ENTRIES SUPPLIED:
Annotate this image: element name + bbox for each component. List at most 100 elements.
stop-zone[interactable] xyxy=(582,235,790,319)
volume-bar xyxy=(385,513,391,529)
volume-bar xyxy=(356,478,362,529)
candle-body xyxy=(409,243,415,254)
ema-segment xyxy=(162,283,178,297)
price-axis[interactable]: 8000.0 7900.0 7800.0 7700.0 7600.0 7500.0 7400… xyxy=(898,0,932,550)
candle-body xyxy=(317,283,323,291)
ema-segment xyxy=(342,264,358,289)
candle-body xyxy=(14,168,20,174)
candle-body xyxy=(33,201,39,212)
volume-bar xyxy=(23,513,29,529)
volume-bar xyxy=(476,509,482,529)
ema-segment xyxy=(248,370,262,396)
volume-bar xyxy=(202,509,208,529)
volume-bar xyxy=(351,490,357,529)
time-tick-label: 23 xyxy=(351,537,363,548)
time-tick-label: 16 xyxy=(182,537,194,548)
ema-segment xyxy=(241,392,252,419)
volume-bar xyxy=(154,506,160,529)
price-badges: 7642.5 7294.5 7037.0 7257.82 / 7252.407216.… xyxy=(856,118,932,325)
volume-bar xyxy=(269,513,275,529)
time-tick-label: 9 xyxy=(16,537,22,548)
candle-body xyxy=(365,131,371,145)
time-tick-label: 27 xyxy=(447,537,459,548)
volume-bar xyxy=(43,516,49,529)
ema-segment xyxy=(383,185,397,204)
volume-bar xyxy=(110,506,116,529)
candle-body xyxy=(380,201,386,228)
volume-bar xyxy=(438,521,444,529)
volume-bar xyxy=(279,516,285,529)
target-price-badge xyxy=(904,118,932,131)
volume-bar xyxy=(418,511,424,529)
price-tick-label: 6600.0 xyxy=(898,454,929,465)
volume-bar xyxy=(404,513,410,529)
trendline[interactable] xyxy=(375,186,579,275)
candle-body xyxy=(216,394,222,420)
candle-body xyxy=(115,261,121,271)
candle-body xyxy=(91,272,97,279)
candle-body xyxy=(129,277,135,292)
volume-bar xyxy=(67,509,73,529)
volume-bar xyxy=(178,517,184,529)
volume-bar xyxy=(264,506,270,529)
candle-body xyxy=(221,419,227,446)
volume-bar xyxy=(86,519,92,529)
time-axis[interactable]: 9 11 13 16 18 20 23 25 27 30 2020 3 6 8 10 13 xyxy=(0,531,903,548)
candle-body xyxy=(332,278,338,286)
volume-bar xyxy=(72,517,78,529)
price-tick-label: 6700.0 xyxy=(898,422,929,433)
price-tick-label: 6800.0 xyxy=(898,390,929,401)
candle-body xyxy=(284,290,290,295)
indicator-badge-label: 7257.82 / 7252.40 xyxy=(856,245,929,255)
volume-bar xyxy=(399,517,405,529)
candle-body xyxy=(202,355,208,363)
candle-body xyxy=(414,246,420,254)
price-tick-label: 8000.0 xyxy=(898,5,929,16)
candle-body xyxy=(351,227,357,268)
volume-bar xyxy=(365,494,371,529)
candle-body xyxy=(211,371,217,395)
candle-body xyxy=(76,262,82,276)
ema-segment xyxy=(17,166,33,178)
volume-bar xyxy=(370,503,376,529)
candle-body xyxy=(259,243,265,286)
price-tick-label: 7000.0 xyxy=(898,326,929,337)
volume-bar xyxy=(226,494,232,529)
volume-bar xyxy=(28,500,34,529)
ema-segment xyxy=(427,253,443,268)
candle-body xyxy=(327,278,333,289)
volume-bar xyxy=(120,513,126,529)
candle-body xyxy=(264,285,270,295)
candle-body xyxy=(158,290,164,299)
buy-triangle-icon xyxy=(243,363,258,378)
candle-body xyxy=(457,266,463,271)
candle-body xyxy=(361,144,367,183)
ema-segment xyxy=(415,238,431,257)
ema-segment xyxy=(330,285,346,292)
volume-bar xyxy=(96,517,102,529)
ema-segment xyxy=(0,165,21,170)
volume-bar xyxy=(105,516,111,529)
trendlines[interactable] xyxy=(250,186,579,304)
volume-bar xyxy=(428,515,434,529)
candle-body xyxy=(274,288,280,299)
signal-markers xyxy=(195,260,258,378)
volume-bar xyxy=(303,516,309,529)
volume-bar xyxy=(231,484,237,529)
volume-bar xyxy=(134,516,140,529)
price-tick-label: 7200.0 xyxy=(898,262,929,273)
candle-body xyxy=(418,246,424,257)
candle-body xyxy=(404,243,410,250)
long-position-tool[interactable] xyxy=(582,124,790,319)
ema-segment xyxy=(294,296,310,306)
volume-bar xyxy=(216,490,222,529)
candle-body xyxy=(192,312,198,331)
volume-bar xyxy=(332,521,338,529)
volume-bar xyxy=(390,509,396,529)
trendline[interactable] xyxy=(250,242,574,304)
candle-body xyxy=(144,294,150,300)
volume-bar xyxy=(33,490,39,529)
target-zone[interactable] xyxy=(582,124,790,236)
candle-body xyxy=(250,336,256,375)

AIM OF THE EXERCISE: Format all the entries above as a numbered list, one line per item, and leave out any blank lines.

EXPECTED ANSWER:
1. Annotate this image: element name + bbox for each component. List at most 100 elements.
2. stop-zone[interactable] xyxy=(582,235,790,319)
3. volume-bar xyxy=(385,513,391,529)
4. volume-bar xyxy=(356,478,362,529)
5. candle-body xyxy=(409,243,415,254)
6. ema-segment xyxy=(162,283,178,297)
7. price-axis[interactable]: 8000.0 7900.0 7800.0 7700.0 7600.0 7500.0 7400… xyxy=(898,0,932,550)
8. candle-body xyxy=(317,283,323,291)
9. ema-segment xyxy=(342,264,358,289)
10. candle-body xyxy=(14,168,20,174)
11. candle-body xyxy=(33,201,39,212)
12. volume-bar xyxy=(23,513,29,529)
13. volume-bar xyxy=(476,509,482,529)
14. ema-segment xyxy=(248,370,262,396)
15. volume-bar xyxy=(202,509,208,529)
16. volume-bar xyxy=(351,490,357,529)
17. time-tick-label: 23 xyxy=(351,537,363,548)
18. time-tick-label: 16 xyxy=(182,537,194,548)
19. ema-segment xyxy=(241,392,252,419)
20. volume-bar xyxy=(154,506,160,529)
21. price-badges: 7642.5 7294.5 7037.0 7257.82 / 7252.407216.… xyxy=(856,118,932,325)
22. volume-bar xyxy=(269,513,275,529)
23. time-tick-label: 9 xyxy=(16,537,22,548)
24. candle-body xyxy=(365,131,371,145)
25. time-tick-label: 27 xyxy=(447,537,459,548)
26. volume-bar xyxy=(43,516,49,529)
27. ema-segment xyxy=(383,185,397,204)
28. volume-bar xyxy=(110,506,116,529)
29. candle-body xyxy=(380,201,386,228)
30. volume-bar xyxy=(438,521,444,529)
31. volume-bar xyxy=(279,516,285,529)
32. target-price-badge xyxy=(904,118,932,131)
33. volume-bar xyxy=(418,511,424,529)
34. price-tick-label: 6600.0 xyxy=(898,454,929,465)
35. volume-bar xyxy=(404,513,410,529)
36. trendline[interactable] xyxy=(375,186,579,275)
37. candle-body xyxy=(216,394,222,420)
38. candle-body xyxy=(115,261,121,271)
39. candle-body xyxy=(91,272,97,279)
40. candle-body xyxy=(129,277,135,292)
41. volume-bar xyxy=(67,509,73,529)
42. volume-bar xyxy=(178,517,184,529)
43. volume-bar xyxy=(264,506,270,529)
44. candle-body xyxy=(221,419,227,446)
45. volume-bar xyxy=(86,519,92,529)
46. time-axis[interactable]: 9 11 13 16 18 20 23 25 27 30 2020 3 6 8 10 13 xyxy=(0,531,903,548)
47. candle-body xyxy=(332,278,338,286)
48. volume-bar xyxy=(72,517,78,529)
49. price-tick-label: 6700.0 xyxy=(898,422,929,433)
50. price-tick-label: 6800.0 xyxy=(898,390,929,401)
51. candle-body xyxy=(284,290,290,295)
52. indicator-badge-label: 7257.82 / 7252.40 xyxy=(856,245,929,255)
53. volume-bar xyxy=(399,517,405,529)
54. candle-body xyxy=(202,355,208,363)
55. candle-body xyxy=(414,246,420,254)
56. price-tick-label: 8000.0 xyxy=(898,5,929,16)
57. candle-body xyxy=(351,227,357,268)
58. volume-bar xyxy=(365,494,371,529)
59. candle-body xyxy=(211,371,217,395)
60. candle-body xyxy=(76,262,82,276)
61. ema-segment xyxy=(17,166,33,178)
62. volume-bar xyxy=(370,503,376,529)
63. candle-body xyxy=(259,243,265,286)
64. price-tick-label: 7000.0 xyxy=(898,326,929,337)
65. volume-bar xyxy=(226,494,232,529)
66. volume-bar xyxy=(28,500,34,529)
67. ema-segment xyxy=(427,253,443,268)
68. candle-body xyxy=(327,278,333,289)
69. volume-bar xyxy=(120,513,126,529)
70. candle-body xyxy=(264,285,270,295)
71. candle-body xyxy=(158,290,164,299)
72. buy-triangle-icon xyxy=(243,363,258,378)
73. candle-body xyxy=(457,266,463,271)
74. candle-body xyxy=(361,144,367,183)
75. ema-segment xyxy=(415,238,431,257)
76. ema-segment xyxy=(330,285,346,292)
77. volume-bar xyxy=(96,517,102,529)
78. ema-segment xyxy=(0,165,21,170)
79. volume-bar xyxy=(105,516,111,529)
80. trendlines[interactable] xyxy=(250,186,579,304)
81. volume-bar xyxy=(428,515,434,529)
82. candle-body xyxy=(274,288,280,299)
83. signal-markers xyxy=(195,260,258,378)
84. volume-bar xyxy=(303,516,309,529)
85. volume-bar xyxy=(231,484,237,529)
86. volume-bar xyxy=(134,516,140,529)
87. price-tick-label: 7200.0 xyxy=(898,262,929,273)
88. candle-body xyxy=(418,246,424,257)
89. candle-body xyxy=(404,243,410,250)
90. long-position-tool[interactable] xyxy=(582,124,790,319)
91. ema-segment xyxy=(294,296,310,306)
92. volume-bar xyxy=(216,490,222,529)
93. candle-body xyxy=(192,312,198,331)
94. volume-bar xyxy=(332,521,338,529)
95. volume-bar xyxy=(390,509,396,529)
96. trendline[interactable] xyxy=(250,242,574,304)
97. candle-body xyxy=(144,294,150,300)
98. volume-bar xyxy=(33,490,39,529)
99. target-zone[interactable] xyxy=(582,124,790,236)
100. candle-body xyxy=(250,336,256,375)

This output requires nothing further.